» STATED EXERCISE
With the pictures left out, copy the listing below exactly.

# RECORDS SHOWN start

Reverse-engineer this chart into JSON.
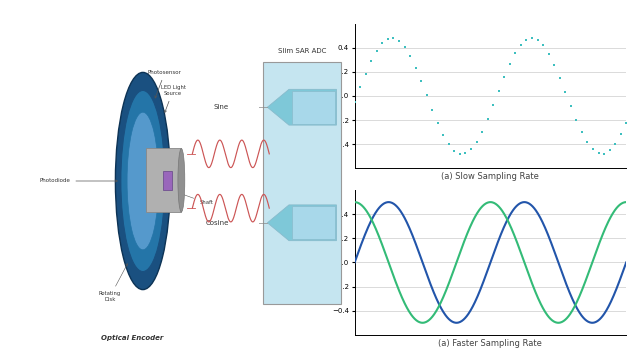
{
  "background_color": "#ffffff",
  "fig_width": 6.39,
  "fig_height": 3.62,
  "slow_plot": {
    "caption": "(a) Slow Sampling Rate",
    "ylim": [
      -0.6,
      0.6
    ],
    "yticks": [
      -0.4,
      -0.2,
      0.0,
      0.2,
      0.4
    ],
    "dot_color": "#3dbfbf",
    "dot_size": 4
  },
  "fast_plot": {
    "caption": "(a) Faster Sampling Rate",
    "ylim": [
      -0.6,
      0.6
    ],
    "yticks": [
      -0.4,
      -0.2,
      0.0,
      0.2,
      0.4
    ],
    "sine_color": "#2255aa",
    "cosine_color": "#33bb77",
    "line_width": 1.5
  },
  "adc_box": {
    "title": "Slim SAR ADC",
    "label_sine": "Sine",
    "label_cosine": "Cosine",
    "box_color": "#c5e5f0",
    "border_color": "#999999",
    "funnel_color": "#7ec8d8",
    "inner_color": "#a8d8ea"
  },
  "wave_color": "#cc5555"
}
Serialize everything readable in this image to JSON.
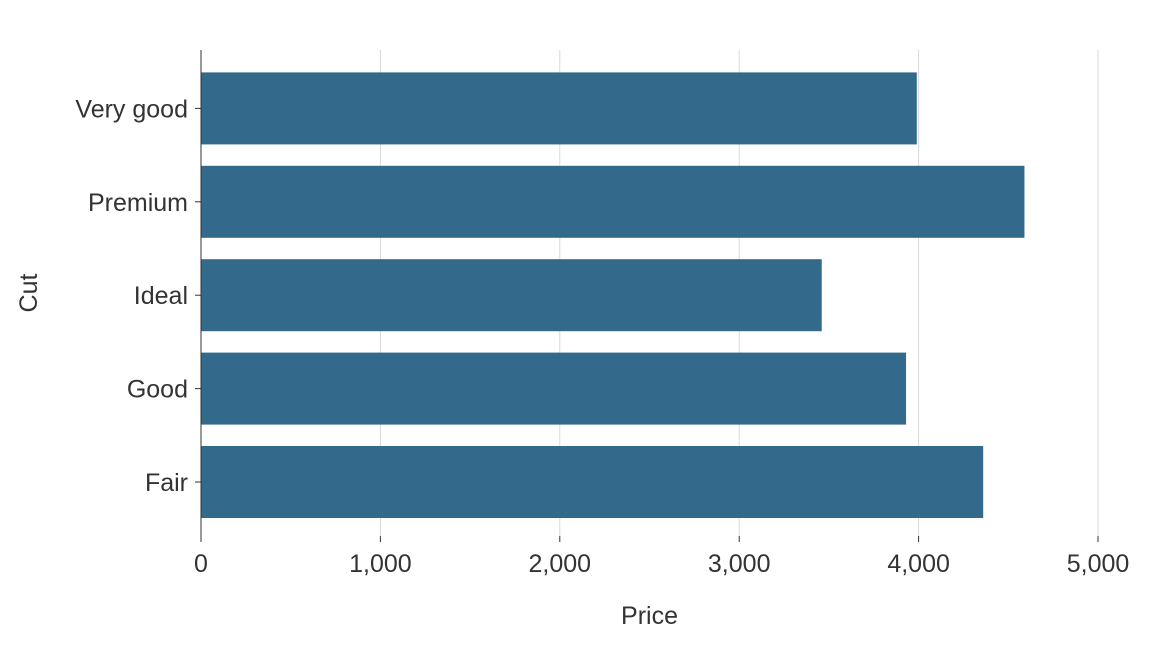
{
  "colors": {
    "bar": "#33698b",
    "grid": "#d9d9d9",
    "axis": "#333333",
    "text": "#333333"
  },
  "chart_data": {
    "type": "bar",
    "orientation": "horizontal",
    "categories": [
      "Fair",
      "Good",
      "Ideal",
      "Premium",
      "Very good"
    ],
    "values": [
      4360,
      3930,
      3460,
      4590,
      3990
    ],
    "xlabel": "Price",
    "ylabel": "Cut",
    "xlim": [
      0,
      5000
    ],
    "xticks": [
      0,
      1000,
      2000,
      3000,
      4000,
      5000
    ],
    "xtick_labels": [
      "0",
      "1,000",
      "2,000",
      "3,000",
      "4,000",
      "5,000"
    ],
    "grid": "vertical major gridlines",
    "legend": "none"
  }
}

# RECORDS SHOWN end

» FULL SOLUTION
Reverse-engineer this chart into JSON.
{
  "background_color": "#ffffff",
  "fig_width": 6.39,
  "fig_height": 3.62,
  "slow_plot": {
    "caption": "(a) Slow Sampling Rate",
    "ylim": [
      -0.6,
      0.6
    ],
    "yticks": [
      -0.4,
      -0.2,
      0.0,
      0.2,
      0.4
    ],
    "dot_color": "#3dbfbf",
    "dot_size": 4
  },
  "fast_plot": {
    "caption": "(a) Faster Sampling Rate",
    "ylim": [
      -0.6,
      0.6
    ],
    "yticks": [
      -0.4,
      -0.2,
      0.0,
      0.2,
      0.4
    ],
    "sine_color": "#2255aa",
    "cosine_color": "#33bb77",
    "line_width": 1.5
  },
  "adc_box": {
    "title": "Slim SAR ADC",
    "label_sine": "Sine",
    "label_cosine": "Cosine",
    "box_color": "#c5e5f0",
    "border_color": "#999999",
    "funnel_color": "#7ec8d8",
    "inner_color": "#a8d8ea"
  },
  "wave_color": "#cc5555"
}
Serialize everything readable in this image to JSON.
{
  "colors": {
    "bar": "#33698b",
    "grid": "#d9d9d9",
    "axis": "#333333",
    "text": "#333333"
  },
  "chart_data": {
    "type": "bar",
    "orientation": "horizontal",
    "categories": [
      "Fair",
      "Good",
      "Ideal",
      "Premium",
      "Very good"
    ],
    "values": [
      4360,
      3930,
      3460,
      4590,
      3990
    ],
    "xlabel": "Price",
    "ylabel": "Cut",
    "xlim": [
      0,
      5000
    ],
    "xticks": [
      0,
      1000,
      2000,
      3000,
      4000,
      5000
    ],
    "xtick_labels": [
      "0",
      "1,000",
      "2,000",
      "3,000",
      "4,000",
      "5,000"
    ],
    "grid": "vertical major gridlines",
    "legend": "none"
  }
}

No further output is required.